- Extracted records:
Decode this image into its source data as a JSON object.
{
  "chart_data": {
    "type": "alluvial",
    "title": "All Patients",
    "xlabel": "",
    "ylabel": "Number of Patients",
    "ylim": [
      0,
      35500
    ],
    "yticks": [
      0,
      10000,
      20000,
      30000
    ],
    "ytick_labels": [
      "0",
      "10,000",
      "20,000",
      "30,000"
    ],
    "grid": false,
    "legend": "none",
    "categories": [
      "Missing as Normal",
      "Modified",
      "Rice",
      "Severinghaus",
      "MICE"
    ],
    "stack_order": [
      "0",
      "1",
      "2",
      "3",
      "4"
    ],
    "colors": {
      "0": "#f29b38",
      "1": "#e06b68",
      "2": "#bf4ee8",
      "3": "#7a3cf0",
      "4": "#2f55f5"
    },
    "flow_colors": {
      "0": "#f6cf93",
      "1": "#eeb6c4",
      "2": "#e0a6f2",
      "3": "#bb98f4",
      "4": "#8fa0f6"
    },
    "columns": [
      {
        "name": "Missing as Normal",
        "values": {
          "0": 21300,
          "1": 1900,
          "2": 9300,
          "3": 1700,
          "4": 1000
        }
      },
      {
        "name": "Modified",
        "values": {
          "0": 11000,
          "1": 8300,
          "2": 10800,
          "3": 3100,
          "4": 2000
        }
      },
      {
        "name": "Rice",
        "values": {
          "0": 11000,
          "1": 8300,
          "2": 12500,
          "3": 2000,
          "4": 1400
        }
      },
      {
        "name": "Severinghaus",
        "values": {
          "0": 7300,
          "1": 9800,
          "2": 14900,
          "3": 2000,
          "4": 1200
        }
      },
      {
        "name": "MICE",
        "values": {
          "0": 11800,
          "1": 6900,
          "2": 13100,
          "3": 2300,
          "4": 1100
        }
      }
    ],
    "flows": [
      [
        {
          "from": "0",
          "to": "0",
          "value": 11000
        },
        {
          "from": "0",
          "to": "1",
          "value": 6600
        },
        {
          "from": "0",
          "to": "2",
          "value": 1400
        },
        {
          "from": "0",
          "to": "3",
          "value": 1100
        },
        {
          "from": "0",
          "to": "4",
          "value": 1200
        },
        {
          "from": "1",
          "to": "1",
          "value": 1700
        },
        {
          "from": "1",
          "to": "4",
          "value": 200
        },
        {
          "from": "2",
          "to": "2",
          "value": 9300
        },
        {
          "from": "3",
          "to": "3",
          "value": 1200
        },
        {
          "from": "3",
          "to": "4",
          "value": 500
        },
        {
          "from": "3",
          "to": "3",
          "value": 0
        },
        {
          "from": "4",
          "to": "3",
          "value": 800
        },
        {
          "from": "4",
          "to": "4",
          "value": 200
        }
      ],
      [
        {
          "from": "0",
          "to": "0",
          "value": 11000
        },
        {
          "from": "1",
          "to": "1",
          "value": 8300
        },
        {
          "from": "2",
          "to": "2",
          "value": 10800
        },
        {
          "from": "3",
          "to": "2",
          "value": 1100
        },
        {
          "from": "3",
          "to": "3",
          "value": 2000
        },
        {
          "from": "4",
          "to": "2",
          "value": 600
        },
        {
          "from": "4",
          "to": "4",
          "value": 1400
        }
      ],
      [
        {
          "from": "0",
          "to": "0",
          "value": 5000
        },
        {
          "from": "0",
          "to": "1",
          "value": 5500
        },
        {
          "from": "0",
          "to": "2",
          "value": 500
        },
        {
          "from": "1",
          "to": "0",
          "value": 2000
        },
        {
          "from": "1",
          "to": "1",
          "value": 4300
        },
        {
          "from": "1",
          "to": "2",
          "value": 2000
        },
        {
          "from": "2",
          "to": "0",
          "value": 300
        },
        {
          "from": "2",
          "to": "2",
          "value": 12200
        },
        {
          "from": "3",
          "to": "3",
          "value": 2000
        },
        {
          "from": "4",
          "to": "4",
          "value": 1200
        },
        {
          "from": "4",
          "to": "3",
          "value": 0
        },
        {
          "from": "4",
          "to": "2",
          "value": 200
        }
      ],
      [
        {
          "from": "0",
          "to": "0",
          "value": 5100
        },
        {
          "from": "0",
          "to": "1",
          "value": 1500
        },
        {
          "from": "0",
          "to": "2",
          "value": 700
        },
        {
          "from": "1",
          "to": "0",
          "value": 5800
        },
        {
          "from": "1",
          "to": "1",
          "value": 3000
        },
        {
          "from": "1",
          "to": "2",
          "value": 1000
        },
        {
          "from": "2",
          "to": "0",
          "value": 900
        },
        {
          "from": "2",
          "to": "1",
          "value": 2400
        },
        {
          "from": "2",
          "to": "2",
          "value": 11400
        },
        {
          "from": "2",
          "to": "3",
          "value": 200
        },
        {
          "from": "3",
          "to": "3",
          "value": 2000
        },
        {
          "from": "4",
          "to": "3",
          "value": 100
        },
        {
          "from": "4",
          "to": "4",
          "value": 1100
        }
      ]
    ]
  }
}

- Work order: Repeat the whole listing exactly.

- Answer box:
Decode this image into its source data as a JSON object.
{
  "chart_data": {
    "type": "alluvial",
    "title": "All Patients",
    "xlabel": "",
    "ylabel": "Number of Patients",
    "ylim": [
      0,
      35500
    ],
    "yticks": [
      0,
      10000,
      20000,
      30000
    ],
    "ytick_labels": [
      "0",
      "10,000",
      "20,000",
      "30,000"
    ],
    "grid": false,
    "legend": "none",
    "categories": [
      "Missing as Normal",
      "Modified",
      "Rice",
      "Severinghaus",
      "MICE"
    ],
    "stack_order": [
      "0",
      "1",
      "2",
      "3",
      "4"
    ],
    "colors": {
      "0": "#f29b38",
      "1": "#e06b68",
      "2": "#bf4ee8",
      "3": "#7a3cf0",
      "4": "#2f55f5"
    },
    "flow_colors": {
      "0": "#f6cf93",
      "1": "#eeb6c4",
      "2": "#e0a6f2",
      "3": "#bb98f4",
      "4": "#8fa0f6"
    },
    "columns": [
      {
        "name": "Missing as Normal",
        "values": {
          "0": 21300,
          "1": 1900,
          "2": 9300,
          "3": 1700,
          "4": 1000
        }
      },
      {
        "name": "Modified",
        "values": {
          "0": 11000,
          "1": 8300,
          "2": 10800,
          "3": 3100,
          "4": 2000
        }
      },
      {
        "name": "Rice",
        "values": {
          "0": 11000,
          "1": 8300,
          "2": 12500,
          "3": 2000,
          "4": 1400
        }
      },
      {
        "name": "Severinghaus",
        "values": {
          "0": 7300,
          "1": 9800,
          "2": 14900,
          "3": 2000,
          "4": 1200
        }
      },
      {
        "name": "MICE",
        "values": {
          "0": 11800,
          "1": 6900,
          "2": 13100,
          "3": 2300,
          "4": 1100
        }
      }
    ],
    "flows": [
      [
        {
          "from": "0",
          "to": "0",
          "value": 11000
        },
        {
          "from": "0",
          "to": "1",
          "value": 6600
        },
        {
          "from": "0",
          "to": "2",
          "value": 1400
        },
        {
          "from": "0",
          "to": "3",
          "value": 1100
        },
        {
          "from": "0",
          "to": "4",
          "value": 1200
        },
        {
          "from": "1",
          "to": "1",
          "value": 1700
        },
        {
          "from": "1",
          "to": "4",
          "value": 200
        },
        {
          "from": "2",
          "to": "2",
          "value": 9300
        },
        {
          "from": "3",
          "to": "3",
          "value": 1200
        },
        {
          "from": "3",
          "to": "4",
          "value": 500
        },
        {
          "from": "3",
          "to": "3",
          "value": 0
        },
        {
          "from": "4",
          "to": "3",
          "value": 800
        },
        {
          "from": "4",
          "to": "4",
          "value": 200
        }
      ],
      [
        {
          "from": "0",
          "to": "0",
          "value": 11000
        },
        {
          "from": "1",
          "to": "1",
          "value": 8300
        },
        {
          "from": "2",
          "to": "2",
          "value": 10800
        },
        {
          "from": "3",
          "to": "2",
          "value": 1100
        },
        {
          "from": "3",
          "to": "3",
          "value": 2000
        },
        {
          "from": "4",
          "to": "2",
          "value": 600
        },
        {
          "from": "4",
          "to": "4",
          "value": 1400
        }
      ],
      [
        {
          "from": "0",
          "to": "0",
          "value": 5000
        },
        {
          "from": "0",
          "to": "1",
          "value": 5500
        },
        {
          "from": "0",
          "to": "2",
          "value": 500
        },
        {
          "from": "1",
          "to": "0",
          "value": 2000
        },
        {
          "from": "1",
          "to": "1",
          "value": 4300
        },
        {
          "from": "1",
          "to": "2",
          "value": 2000
        },
        {
          "from": "2",
          "to": "0",
          "value": 300
        },
        {
          "from": "2",
          "to": "2",
          "value": 12200
        },
        {
          "from": "3",
          "to": "3",
          "value": 2000
        },
        {
          "from": "4",
          "to": "4",
          "value": 1200
        },
        {
          "from": "4",
          "to": "3",
          "value": 0
        },
        {
          "from": "4",
          "to": "2",
          "value": 200
        }
      ],
      [
        {
          "from": "0",
          "to": "0",
          "value": 5100
        },
        {
          "from": "0",
          "to": "1",
          "value": 1500
        },
        {
          "from": "0",
          "to": "2",
          "value": 700
        },
        {
          "from": "1",
          "to": "0",
          "value": 5800
        },
        {
          "from": "1",
          "to": "1",
          "value": 3000
        },
        {
          "from": "1",
          "to": "2",
          "value": 1000
        },
        {
          "from": "2",
          "to": "0",
          "value": 900
        },
        {
          "from": "2",
          "to": "1",
          "value": 2400
        },
        {
          "from": "2",
          "to": "2",
          "value": 11400
        },
        {
          "from": "2",
          "to": "3",
          "value": 200
        },
        {
          "from": "3",
          "to": "3",
          "value": 2000
        },
        {
          "from": "4",
          "to": "3",
          "value": 100
        },
        {
          "from": "4",
          "to": "4",
          "value": 1100
        }
      ]
    ]
  }
}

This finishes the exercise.